:: Task details ::
Skip the pictures. Quote every line below, exactly, from the one with "Convert this document image to plain text." through the final line.

:: Given records ::
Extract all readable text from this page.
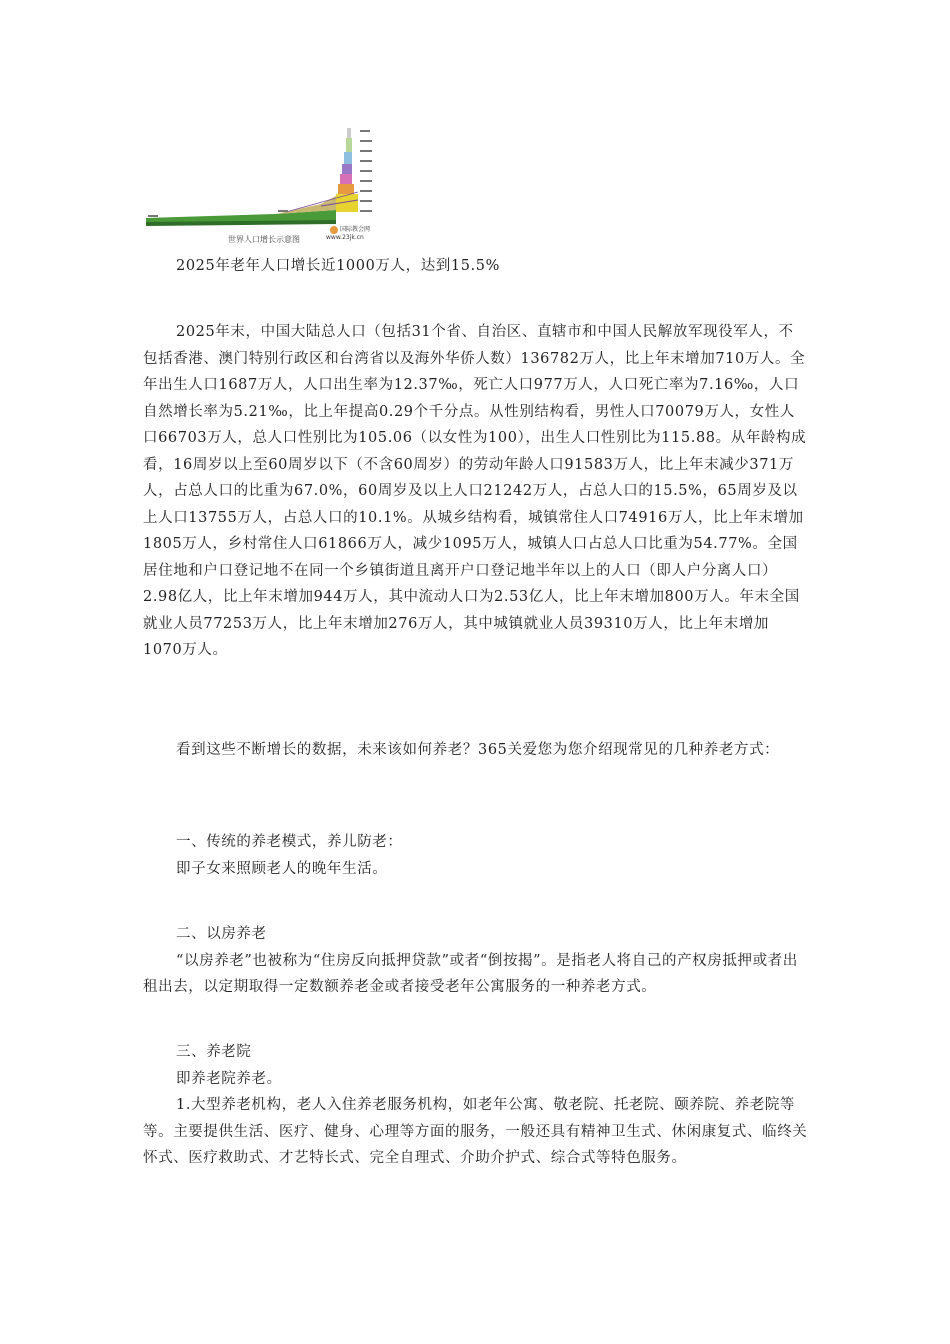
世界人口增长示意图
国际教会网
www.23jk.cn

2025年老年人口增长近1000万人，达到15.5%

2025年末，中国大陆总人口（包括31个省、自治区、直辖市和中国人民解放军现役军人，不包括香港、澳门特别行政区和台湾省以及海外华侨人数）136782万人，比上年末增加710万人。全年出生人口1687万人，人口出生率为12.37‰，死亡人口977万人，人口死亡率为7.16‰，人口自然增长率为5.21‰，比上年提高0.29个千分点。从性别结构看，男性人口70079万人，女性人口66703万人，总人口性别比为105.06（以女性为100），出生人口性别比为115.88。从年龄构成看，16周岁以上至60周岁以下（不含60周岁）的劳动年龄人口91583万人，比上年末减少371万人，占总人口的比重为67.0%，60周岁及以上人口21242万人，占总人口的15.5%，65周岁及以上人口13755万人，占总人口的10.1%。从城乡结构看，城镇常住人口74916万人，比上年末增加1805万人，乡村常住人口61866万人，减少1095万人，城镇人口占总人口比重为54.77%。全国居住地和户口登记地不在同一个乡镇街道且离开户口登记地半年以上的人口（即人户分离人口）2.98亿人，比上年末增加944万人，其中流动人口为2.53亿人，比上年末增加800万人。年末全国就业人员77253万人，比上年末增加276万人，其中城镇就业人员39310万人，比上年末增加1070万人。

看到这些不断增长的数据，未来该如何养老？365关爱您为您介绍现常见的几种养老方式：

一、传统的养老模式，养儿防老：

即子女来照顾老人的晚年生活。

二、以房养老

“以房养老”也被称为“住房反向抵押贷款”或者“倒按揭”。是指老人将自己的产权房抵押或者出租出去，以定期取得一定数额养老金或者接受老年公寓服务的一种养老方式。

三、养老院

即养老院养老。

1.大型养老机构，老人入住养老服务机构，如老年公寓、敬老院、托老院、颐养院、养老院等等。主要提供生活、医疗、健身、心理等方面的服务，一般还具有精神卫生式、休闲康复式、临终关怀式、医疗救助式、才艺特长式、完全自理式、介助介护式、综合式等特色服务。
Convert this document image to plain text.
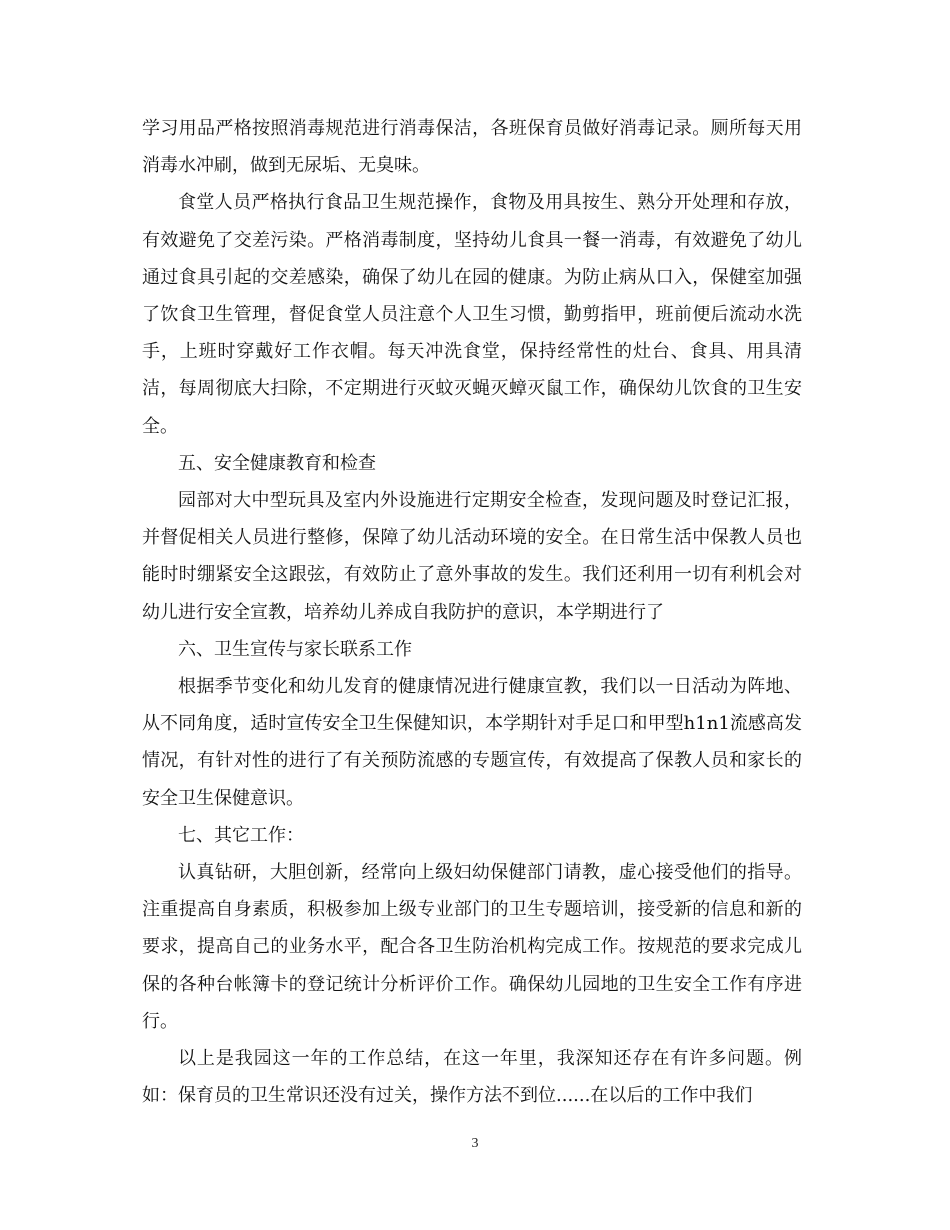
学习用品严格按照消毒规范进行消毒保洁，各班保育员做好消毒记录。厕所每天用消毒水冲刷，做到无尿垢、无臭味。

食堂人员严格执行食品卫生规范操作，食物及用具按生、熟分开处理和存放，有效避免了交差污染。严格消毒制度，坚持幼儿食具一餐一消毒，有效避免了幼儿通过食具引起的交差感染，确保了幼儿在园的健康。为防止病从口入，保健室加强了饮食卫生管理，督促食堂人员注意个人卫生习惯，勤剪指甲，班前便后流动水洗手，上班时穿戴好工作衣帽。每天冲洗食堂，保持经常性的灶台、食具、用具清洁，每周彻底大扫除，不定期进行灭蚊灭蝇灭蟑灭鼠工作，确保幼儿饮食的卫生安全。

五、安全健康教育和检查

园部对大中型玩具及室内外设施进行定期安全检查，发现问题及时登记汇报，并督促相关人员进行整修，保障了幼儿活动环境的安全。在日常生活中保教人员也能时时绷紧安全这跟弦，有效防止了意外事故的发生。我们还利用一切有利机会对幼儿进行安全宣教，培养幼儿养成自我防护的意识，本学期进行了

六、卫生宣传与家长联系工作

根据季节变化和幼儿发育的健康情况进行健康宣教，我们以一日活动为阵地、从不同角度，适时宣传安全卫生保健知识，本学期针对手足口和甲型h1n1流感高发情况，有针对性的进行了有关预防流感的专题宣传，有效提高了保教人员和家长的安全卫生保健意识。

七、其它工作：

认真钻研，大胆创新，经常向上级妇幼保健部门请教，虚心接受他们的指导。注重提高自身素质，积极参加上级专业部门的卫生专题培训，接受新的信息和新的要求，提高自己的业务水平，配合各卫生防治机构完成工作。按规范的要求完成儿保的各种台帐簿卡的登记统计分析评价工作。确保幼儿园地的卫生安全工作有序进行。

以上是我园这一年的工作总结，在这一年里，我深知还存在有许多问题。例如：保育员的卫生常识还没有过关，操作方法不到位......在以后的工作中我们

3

:: Correct output ::
Convert this document image to plain text.
学习用品严格按照消毒规范进行消毒保洁，各班保育员做好消毒记录。厕所每天用消毒水冲刷，做到无尿垢、无臭味。

食堂人员严格执行食品卫生规范操作，食物及用具按生、熟分开处理和存放，有效避免了交差污染。严格消毒制度，坚持幼儿食具一餐一消毒，有效避免了幼儿通过食具引起的交差感染，确保了幼儿在园的健康。为防止病从口入，保健室加强了饮食卫生管理，督促食堂人员注意个人卫生习惯，勤剪指甲，班前便后流动水洗手，上班时穿戴好工作衣帽。每天冲洗食堂，保持经常性的灶台、食具、用具清洁，每周彻底大扫除，不定期进行灭蚊灭蝇灭蟑灭鼠工作，确保幼儿饮食的卫生安全。

五、安全健康教育和检查

园部对大中型玩具及室内外设施进行定期安全检查，发现问题及时登记汇报，并督促相关人员进行整修，保障了幼儿活动环境的安全。在日常生活中保教人员也能时时绷紧安全这跟弦，有效防止了意外事故的发生。我们还利用一切有利机会对幼儿进行安全宣教，培养幼儿养成自我防护的意识，本学期进行了

六、卫生宣传与家长联系工作

根据季节变化和幼儿发育的健康情况进行健康宣教，我们以一日活动为阵地、从不同角度，适时宣传安全卫生保健知识，本学期针对手足口和甲型h1n1流感高发情况，有针对性的进行了有关预防流感的专题宣传，有效提高了保教人员和家长的安全卫生保健意识。

七、其它工作：

认真钻研，大胆创新，经常向上级妇幼保健部门请教，虚心接受他们的指导。注重提高自身素质，积极参加上级专业部门的卫生专题培训，接受新的信息和新的要求，提高自己的业务水平，配合各卫生防治机构完成工作。按规范的要求完成儿保的各种台帐簿卡的登记统计分析评价工作。确保幼儿园地的卫生安全工作有序进行。

以上是我园这一年的工作总结，在这一年里，我深知还存在有许多问题。例如：保育员的卫生常识还没有过关，操作方法不到位......在以后的工作中我们

3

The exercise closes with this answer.